### Work to complete:
Pull every line holding the word "Organizar" from the data below and copy it.

===== Data supplied

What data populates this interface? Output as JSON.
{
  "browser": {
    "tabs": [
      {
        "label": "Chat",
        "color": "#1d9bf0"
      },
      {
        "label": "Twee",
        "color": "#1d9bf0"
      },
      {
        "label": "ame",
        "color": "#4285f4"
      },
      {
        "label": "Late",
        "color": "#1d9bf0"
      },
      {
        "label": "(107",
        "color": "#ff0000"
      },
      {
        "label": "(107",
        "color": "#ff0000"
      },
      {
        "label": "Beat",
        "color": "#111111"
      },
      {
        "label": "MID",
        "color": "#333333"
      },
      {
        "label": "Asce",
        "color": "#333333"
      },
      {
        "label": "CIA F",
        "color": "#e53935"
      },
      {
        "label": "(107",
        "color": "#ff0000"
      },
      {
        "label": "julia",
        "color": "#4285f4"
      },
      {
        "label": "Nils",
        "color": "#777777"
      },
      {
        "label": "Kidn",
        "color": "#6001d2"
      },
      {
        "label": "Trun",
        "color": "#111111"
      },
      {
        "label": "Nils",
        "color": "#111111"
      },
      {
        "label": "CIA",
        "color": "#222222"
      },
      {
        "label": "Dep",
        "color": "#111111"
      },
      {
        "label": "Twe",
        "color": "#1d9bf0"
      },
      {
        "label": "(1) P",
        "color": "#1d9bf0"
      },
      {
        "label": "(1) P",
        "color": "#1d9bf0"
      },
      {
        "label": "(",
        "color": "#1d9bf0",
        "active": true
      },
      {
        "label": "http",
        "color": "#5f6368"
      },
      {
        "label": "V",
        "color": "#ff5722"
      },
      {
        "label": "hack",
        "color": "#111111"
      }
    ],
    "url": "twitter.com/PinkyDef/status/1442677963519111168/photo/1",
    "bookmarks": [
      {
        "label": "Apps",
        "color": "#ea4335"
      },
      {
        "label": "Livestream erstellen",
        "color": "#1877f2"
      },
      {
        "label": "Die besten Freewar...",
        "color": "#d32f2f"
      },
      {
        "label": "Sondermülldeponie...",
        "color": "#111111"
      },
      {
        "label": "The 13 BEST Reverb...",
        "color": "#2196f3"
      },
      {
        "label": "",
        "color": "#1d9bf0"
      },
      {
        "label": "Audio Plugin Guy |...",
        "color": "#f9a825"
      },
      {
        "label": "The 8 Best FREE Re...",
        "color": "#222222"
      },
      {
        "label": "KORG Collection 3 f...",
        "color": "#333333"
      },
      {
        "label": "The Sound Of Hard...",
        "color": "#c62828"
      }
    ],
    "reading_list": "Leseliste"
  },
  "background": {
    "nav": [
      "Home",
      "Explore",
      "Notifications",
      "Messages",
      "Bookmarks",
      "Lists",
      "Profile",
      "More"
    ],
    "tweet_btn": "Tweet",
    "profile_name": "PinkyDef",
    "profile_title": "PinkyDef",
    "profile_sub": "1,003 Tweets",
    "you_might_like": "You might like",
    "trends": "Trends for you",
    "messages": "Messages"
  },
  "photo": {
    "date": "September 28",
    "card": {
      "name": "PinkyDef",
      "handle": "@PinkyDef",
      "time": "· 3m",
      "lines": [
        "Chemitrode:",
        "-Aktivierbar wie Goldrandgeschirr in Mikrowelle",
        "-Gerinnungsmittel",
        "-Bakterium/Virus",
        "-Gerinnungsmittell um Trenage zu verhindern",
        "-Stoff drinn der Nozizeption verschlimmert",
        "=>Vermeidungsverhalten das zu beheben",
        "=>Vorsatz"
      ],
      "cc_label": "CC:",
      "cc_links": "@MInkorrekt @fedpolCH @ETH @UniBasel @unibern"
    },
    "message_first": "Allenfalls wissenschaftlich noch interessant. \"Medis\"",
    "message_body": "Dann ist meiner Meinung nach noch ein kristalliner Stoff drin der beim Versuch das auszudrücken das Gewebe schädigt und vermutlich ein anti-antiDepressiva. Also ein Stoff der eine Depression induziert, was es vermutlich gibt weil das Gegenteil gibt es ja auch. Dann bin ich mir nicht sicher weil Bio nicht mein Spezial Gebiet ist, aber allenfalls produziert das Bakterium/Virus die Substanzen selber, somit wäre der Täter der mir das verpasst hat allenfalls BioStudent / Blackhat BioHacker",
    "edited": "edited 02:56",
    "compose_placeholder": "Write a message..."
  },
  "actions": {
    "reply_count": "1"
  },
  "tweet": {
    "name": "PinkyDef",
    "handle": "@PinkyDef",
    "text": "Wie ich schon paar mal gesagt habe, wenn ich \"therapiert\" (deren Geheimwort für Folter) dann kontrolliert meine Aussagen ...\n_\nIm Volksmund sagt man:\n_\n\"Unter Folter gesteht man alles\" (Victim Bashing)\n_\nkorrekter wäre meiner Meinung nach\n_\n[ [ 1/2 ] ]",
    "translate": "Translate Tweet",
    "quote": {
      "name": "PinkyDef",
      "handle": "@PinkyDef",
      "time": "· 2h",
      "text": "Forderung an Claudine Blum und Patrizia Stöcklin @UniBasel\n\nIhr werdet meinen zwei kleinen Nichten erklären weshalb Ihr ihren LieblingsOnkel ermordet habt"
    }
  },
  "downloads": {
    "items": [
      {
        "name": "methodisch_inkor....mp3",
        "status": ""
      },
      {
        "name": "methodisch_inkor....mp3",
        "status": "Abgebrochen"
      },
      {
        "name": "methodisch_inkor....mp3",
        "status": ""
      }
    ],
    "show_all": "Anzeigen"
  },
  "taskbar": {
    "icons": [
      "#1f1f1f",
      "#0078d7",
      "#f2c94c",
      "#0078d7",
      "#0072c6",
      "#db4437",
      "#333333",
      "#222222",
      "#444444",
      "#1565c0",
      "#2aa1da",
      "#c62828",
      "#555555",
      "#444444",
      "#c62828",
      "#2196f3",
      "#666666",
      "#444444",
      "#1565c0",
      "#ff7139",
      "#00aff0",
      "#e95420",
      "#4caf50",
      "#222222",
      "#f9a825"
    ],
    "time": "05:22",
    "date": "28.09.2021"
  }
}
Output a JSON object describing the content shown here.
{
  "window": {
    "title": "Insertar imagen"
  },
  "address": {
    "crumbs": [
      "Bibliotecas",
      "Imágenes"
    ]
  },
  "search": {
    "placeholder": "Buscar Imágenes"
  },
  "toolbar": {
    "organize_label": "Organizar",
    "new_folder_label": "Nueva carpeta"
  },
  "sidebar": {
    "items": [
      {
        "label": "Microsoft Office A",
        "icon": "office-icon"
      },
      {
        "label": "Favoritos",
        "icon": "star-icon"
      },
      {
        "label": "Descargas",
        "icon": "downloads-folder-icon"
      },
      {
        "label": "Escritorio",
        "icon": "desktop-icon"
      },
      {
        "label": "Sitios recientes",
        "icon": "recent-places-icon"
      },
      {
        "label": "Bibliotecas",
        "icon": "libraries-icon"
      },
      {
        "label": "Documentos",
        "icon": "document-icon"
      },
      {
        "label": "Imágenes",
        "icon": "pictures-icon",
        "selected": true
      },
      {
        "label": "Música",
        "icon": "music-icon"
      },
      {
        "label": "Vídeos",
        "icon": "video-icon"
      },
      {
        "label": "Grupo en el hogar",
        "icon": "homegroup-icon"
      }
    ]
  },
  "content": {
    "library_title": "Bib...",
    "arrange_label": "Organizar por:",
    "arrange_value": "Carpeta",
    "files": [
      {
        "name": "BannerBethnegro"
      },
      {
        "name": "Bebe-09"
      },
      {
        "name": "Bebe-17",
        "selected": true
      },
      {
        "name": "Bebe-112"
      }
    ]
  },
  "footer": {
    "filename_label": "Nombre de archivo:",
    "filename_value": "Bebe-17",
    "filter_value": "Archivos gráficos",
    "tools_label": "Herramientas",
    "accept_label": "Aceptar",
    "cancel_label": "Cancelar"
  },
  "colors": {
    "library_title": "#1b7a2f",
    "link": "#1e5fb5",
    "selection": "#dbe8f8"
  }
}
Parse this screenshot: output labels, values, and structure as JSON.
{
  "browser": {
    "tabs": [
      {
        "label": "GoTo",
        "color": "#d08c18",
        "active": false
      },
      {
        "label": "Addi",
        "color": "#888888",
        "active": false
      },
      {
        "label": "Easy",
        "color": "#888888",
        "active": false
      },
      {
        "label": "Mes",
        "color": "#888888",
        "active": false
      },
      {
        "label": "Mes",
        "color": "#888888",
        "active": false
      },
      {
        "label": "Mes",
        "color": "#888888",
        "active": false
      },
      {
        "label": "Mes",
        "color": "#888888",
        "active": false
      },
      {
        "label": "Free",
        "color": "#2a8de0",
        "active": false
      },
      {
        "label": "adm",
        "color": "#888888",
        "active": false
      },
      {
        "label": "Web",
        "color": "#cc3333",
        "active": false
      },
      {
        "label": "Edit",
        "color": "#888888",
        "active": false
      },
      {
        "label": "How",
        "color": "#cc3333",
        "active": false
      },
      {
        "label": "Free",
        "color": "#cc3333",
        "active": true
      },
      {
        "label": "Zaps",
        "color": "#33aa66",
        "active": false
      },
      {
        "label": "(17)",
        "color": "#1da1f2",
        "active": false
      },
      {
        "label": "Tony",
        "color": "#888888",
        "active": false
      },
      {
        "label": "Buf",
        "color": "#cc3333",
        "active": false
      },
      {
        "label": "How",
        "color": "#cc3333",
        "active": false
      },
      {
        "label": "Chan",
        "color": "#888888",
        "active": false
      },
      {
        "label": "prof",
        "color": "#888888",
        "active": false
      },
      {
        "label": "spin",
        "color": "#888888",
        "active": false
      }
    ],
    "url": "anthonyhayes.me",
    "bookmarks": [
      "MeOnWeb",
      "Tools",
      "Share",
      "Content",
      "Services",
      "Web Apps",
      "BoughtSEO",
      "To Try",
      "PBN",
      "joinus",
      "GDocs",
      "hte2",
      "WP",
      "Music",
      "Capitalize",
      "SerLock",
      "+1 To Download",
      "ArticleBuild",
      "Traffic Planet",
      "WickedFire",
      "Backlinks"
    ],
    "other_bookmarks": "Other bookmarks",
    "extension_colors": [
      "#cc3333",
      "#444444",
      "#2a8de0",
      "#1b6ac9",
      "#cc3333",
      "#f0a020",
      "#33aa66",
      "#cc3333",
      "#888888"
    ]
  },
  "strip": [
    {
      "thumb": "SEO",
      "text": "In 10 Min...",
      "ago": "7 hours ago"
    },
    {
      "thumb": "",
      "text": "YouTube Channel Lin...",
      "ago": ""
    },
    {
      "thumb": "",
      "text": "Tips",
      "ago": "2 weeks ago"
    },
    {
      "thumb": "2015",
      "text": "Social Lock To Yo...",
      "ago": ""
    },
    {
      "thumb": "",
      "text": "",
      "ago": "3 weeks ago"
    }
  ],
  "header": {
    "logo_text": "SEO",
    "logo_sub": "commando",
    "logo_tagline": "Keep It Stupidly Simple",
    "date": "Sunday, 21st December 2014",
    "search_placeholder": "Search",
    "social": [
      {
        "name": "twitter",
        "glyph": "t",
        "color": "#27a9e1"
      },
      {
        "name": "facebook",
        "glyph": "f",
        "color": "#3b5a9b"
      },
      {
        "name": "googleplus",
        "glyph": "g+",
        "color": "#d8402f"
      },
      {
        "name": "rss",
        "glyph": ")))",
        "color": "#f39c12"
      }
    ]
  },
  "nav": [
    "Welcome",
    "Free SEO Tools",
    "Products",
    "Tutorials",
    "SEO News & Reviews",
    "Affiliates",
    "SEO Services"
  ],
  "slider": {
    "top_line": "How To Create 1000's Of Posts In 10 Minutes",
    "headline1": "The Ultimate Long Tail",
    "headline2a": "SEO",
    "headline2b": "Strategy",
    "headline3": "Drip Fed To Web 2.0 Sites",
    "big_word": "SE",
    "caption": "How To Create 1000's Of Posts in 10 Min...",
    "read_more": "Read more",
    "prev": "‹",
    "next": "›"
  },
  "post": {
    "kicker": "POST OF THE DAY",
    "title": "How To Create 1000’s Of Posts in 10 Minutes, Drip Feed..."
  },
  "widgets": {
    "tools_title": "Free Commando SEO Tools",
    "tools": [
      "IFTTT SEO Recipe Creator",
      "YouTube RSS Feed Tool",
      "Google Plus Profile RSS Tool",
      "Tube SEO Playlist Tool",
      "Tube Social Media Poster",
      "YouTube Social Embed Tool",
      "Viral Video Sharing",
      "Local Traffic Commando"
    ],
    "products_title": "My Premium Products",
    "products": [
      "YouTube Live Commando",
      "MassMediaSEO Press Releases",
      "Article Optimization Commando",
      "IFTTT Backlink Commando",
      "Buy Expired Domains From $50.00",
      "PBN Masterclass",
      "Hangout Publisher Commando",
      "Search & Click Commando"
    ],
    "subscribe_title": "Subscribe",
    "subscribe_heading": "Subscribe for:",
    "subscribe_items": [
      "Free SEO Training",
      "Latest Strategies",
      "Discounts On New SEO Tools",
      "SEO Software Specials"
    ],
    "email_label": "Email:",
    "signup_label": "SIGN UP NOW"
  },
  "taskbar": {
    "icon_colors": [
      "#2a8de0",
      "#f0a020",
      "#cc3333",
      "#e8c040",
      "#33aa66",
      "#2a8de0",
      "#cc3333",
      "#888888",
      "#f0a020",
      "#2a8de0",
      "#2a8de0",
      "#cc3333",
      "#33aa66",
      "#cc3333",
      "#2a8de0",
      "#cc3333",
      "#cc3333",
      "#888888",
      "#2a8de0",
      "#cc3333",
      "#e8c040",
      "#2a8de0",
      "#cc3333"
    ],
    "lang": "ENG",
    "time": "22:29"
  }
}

==========

### Reply:
    "organize_label": "Organizar",
    "arrange_label": "Organizar por:",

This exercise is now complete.